### Liste des activités
[1] Pour chacune des affirmations suivantes, dites par oui ou par non si elle concorde avec le passage sur le rapprochement familial, en citant les mots décisifs de ce passage : (a) les personnes concernées doivent consentir au rapprochement ; (b) seul l’État membre responsable selon les critères du règlement peut rapprocher des membres d’une même famille ; (c) le maintien ensemble ou le rapprochement suppose que les liens familiaux aient existé dans le pays d’origine.
[2] Poursuivez le passage sur le rapprochement familial des demandeurs d’asile à la suite de sa dernière phrase.

### Passage
..............................

L’article 15 du règlement no 243/2003 est rédigé comme suit:

«1. Tout État membre peut, même s’il n’est pas responsable en application des critères définis par le présent règlement, rapprocher des membres d’une même famille, ainsi que d’autres parents à charge pour des raisons humanitaires fondées, notamment, sur des motifs familiaux ou culturels. Dans ce cas, cet État membre examine, à la demande d’un autre État membre, la demande d’asile de la personne concernée. Les personnes concernées doivent y consentir.

2. Lorsque la personne concernée est dépendante de l’assistance de l’autre du fait d’une grossesse ou d’un enfant nouveau-né, d’une maladie grave, d’un handicap grave ou de la vieillesse, les États membres laissent normalement ensemble ou rapprochent le demandeur d’asile et un autre membre de sa famille présent sur le territoire de l’un des États membres, à condition que les liens familiaux aient existé dans le pays d’origine.

..............................

### Extrait des données
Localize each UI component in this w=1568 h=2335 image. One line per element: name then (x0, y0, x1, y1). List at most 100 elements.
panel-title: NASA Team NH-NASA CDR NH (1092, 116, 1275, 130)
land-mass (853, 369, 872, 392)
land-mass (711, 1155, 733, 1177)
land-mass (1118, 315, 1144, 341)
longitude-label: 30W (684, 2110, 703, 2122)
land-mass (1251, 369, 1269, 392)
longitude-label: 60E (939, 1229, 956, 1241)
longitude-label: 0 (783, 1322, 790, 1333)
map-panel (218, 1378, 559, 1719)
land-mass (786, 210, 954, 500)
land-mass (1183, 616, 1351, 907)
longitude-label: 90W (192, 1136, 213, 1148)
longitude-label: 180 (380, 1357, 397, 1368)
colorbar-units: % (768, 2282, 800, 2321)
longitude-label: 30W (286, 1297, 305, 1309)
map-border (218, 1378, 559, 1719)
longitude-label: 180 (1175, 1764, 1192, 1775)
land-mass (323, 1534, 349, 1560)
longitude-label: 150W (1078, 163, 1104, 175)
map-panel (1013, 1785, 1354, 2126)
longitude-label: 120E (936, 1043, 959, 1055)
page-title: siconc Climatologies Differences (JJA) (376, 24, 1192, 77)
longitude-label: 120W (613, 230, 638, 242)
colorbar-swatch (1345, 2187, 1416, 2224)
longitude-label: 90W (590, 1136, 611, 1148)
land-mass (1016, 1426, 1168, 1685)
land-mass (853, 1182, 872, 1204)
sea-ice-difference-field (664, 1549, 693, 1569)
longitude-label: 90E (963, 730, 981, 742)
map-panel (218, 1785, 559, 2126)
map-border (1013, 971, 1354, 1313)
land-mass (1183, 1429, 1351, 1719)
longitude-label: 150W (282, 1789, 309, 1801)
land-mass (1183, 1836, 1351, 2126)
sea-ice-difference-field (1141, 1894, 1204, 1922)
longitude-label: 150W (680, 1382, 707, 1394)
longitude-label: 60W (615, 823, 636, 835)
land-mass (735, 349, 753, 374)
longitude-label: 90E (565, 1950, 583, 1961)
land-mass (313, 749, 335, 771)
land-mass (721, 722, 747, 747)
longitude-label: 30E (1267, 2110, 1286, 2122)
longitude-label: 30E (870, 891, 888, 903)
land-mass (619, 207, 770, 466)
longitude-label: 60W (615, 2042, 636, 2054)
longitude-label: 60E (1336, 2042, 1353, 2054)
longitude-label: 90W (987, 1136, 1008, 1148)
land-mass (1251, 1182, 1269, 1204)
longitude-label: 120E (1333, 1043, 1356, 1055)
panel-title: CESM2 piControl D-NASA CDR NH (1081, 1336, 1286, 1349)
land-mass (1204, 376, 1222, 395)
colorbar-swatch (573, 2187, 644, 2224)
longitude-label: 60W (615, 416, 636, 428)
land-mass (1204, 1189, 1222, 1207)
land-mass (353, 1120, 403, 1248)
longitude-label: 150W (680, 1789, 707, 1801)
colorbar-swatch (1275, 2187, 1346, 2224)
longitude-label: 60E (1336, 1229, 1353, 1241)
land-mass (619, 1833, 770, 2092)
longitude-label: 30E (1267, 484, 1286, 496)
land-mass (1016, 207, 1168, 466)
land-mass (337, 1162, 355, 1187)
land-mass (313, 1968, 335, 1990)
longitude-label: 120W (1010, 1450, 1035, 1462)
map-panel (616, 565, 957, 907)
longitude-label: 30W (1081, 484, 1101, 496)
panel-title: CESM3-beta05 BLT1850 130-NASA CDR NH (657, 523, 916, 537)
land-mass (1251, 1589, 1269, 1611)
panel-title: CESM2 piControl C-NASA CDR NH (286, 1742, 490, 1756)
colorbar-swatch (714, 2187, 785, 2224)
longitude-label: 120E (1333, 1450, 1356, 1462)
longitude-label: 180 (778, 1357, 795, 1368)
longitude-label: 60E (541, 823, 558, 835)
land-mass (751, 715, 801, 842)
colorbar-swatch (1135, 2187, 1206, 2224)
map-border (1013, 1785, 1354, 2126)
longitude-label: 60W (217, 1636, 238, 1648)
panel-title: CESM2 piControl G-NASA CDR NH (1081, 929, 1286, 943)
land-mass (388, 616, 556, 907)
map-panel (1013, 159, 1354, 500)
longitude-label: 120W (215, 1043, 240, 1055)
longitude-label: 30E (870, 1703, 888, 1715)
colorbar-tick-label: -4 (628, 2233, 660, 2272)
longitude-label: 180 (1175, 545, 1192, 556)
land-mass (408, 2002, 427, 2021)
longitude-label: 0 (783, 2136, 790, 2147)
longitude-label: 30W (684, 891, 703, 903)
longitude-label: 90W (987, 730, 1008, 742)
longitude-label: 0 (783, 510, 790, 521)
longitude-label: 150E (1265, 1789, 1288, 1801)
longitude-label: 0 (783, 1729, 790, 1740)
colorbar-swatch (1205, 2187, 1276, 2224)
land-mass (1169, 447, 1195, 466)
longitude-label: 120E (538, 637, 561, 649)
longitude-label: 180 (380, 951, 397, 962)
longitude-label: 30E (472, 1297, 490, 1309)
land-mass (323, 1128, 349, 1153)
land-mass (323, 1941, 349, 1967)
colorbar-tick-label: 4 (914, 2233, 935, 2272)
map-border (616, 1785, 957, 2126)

..............................

### Réponses par point
[1]
(a) Oui : « Les personnes concernées doivent y consentir. »
(b) Non : « même s’il n’est pas responsable en application des critères définis par le présent règlement »
(c) Oui : « à condition que les liens familiaux aient existé dans le pays d’origine »

[2]
[…]

4. Si l’État membre sollicité accède à cette requête, la responsabilité de l’examen de la demande lui est transférée.

[…]»

III – Les faits de l’affaire au principal, la procédure devant la juridiction nationale et les questions préjudicielles

7.

La requérante au principal (ci-après la «requérante») était entrée illégalement en Pologne et y avait déposé une première demande d’asile. Elle a quitté cet État membre sans attendre la fin de la procédure et est entrée illégalement en Autriche où elle a déposé une deuxième demande d’asile.

8.

L’un des fils vit en Autriche avec son épouse et leurs enfants mineurs.

9.

L’épouse a subi, il y a plusieurs années, un évènement particulièrement traumatisant dans un pays tiers et s’était confiée à ce sujet à la requérante.

10.

La requérante est la seule personne qui ait connaissance de cet évènement traumatisant et elle est désormais la conseillère et l’amie la plus intime de sa belle-fille

11.

Si l’évènement traumatisant qu’elle a subi venait à être découvert, la belle-fille courrait le risque de subir des sévices importants, voire même d’être tuée par son mari au motif allégué de rétablir l’honneur de la famille.

12.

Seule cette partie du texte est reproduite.